# Aim of the task
Show all lines from the data that include the word "backend".

# Dataset extract
###

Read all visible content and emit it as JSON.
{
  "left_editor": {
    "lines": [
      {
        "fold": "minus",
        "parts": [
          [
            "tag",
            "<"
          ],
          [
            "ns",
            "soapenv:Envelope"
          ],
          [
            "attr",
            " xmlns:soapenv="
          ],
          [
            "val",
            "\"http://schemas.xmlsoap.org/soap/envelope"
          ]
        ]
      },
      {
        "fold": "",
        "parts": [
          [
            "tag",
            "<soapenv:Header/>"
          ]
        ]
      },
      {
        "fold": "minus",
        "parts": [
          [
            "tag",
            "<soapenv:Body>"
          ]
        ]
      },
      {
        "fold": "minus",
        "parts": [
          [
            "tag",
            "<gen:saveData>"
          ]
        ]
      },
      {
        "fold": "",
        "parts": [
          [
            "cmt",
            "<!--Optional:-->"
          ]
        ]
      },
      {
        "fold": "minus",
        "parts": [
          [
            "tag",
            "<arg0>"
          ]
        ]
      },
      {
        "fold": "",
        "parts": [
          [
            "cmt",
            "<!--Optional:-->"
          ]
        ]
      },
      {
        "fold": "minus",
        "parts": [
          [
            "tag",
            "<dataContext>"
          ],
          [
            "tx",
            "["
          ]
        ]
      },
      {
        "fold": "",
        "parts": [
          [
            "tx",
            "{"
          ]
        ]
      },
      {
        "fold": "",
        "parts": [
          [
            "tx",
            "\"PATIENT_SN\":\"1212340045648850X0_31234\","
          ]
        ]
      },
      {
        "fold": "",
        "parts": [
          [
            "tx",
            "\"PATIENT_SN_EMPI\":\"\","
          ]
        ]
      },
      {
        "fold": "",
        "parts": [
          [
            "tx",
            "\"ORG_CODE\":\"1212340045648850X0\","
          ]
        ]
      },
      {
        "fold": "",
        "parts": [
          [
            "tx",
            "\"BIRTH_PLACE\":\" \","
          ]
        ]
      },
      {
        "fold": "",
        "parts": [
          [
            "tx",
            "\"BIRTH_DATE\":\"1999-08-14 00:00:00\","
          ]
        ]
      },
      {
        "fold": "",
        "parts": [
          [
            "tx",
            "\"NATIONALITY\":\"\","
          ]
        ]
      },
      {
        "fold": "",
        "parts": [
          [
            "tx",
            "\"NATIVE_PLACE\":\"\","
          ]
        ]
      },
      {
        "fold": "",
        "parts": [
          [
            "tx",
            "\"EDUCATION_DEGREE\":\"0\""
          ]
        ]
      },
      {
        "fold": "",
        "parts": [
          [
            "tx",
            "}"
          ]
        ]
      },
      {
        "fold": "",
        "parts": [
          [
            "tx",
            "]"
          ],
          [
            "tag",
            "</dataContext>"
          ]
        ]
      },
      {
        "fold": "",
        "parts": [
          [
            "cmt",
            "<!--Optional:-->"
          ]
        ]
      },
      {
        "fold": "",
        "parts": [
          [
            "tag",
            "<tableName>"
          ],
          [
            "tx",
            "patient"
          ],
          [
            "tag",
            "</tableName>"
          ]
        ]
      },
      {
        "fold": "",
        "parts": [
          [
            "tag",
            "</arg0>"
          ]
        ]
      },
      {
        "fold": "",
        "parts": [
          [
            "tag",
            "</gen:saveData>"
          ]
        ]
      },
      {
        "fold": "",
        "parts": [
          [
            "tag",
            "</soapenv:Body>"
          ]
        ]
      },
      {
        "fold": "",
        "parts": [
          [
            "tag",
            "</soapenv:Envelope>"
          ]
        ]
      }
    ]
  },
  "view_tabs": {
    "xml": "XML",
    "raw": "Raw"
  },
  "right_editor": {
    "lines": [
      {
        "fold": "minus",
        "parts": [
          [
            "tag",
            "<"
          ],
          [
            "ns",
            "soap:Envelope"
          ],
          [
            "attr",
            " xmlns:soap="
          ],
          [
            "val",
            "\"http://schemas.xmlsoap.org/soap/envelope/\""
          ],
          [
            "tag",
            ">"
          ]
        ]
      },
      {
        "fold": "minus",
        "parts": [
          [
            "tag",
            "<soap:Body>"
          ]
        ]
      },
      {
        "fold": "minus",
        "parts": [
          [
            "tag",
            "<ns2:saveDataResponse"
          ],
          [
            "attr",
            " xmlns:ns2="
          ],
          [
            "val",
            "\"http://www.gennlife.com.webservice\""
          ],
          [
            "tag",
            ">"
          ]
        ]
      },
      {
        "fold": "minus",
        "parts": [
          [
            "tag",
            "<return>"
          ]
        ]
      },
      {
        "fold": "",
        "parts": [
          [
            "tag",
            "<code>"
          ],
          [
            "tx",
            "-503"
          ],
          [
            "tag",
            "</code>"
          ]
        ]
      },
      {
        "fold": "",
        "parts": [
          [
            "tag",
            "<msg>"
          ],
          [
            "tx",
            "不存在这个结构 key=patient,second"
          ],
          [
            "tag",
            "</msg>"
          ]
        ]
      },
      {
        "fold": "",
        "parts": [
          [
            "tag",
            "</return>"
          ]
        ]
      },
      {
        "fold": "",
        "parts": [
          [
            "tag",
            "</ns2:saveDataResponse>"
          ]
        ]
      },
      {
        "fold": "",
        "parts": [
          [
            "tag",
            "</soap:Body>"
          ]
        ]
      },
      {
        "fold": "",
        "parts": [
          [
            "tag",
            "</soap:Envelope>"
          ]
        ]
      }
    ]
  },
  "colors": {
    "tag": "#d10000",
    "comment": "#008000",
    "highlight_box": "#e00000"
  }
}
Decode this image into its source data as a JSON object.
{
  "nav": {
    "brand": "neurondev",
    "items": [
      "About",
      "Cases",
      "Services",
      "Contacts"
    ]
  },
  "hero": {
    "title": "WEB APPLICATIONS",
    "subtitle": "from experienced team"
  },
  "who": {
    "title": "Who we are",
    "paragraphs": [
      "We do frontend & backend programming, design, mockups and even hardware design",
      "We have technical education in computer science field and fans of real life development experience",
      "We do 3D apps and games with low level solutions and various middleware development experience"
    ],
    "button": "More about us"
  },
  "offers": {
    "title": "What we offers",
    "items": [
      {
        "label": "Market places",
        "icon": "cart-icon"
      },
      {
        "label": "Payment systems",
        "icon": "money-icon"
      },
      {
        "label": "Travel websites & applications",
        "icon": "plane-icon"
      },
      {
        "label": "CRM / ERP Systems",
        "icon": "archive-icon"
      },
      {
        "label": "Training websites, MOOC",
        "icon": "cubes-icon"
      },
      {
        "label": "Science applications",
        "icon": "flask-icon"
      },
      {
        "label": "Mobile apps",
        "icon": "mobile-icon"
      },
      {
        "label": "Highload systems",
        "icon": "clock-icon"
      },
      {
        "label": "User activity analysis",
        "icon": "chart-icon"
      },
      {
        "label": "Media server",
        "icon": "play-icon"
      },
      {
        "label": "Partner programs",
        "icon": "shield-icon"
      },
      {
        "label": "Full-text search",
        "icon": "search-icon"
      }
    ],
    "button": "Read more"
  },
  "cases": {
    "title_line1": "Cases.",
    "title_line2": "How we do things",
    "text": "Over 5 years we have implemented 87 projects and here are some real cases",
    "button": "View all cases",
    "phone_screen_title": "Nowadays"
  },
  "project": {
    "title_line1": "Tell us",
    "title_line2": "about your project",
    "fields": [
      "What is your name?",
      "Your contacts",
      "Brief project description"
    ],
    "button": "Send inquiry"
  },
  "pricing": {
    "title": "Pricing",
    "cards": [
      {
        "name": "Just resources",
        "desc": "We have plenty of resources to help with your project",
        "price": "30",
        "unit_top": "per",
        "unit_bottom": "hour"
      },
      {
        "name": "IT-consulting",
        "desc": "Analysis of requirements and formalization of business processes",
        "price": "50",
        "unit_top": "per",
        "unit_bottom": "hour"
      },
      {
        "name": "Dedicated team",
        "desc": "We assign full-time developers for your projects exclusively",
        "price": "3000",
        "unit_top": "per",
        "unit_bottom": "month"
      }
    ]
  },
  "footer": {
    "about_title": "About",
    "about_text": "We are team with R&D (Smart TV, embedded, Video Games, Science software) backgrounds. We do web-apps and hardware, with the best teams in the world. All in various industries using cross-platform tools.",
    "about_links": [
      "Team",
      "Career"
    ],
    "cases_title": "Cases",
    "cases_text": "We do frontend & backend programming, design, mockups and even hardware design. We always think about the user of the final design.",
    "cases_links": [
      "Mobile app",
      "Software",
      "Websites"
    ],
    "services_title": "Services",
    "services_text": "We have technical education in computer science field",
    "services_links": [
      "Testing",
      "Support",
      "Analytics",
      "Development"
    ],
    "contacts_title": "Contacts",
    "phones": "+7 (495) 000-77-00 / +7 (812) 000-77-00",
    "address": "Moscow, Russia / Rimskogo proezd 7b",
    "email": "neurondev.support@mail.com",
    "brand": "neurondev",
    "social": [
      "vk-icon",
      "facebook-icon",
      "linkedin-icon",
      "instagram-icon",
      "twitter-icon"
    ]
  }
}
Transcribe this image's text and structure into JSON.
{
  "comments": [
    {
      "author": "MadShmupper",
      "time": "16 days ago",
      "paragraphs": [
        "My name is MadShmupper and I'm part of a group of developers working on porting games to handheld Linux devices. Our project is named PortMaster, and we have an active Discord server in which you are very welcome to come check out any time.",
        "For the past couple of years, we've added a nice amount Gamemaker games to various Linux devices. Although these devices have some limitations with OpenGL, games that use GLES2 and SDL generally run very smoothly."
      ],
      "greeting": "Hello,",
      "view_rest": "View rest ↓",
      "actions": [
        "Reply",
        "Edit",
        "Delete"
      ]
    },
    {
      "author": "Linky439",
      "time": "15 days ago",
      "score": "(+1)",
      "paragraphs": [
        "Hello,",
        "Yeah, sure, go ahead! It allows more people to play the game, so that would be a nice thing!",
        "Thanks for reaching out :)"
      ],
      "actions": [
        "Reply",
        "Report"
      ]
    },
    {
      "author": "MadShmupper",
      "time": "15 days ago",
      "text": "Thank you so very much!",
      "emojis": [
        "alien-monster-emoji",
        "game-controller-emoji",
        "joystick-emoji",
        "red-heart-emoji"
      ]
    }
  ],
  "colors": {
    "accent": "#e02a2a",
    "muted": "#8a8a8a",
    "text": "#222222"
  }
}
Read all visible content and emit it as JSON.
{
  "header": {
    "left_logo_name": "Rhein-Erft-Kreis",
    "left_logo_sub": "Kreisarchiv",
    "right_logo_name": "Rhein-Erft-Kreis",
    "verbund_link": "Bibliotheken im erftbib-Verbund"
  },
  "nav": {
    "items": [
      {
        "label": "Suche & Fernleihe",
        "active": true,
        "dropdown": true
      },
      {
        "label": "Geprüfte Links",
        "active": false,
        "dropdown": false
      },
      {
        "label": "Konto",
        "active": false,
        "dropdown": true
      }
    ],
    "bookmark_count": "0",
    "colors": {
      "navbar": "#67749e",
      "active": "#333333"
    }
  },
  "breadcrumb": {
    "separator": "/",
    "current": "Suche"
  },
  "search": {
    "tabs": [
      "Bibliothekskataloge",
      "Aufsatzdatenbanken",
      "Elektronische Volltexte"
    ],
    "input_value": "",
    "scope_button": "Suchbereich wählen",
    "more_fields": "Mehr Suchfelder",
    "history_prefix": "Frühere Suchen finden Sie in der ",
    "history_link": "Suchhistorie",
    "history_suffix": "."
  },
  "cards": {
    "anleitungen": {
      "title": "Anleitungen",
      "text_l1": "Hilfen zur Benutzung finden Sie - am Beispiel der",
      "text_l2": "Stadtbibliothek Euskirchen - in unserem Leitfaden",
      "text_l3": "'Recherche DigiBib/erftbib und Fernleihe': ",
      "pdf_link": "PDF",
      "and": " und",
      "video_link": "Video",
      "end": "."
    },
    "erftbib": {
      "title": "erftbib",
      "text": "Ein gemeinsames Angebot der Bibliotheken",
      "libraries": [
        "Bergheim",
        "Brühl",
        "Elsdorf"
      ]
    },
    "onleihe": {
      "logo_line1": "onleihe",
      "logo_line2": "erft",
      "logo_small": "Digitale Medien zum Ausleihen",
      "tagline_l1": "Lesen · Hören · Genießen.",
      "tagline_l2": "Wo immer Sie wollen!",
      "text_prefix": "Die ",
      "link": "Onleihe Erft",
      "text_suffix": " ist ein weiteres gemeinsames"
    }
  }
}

###

# Result for this task
      "We do frontend & backend programming, design, mockups and even hardware design",
    "cases_text": "We do frontend & backend programming, design, mockups and even hardware design. We always think about the user of the final design.",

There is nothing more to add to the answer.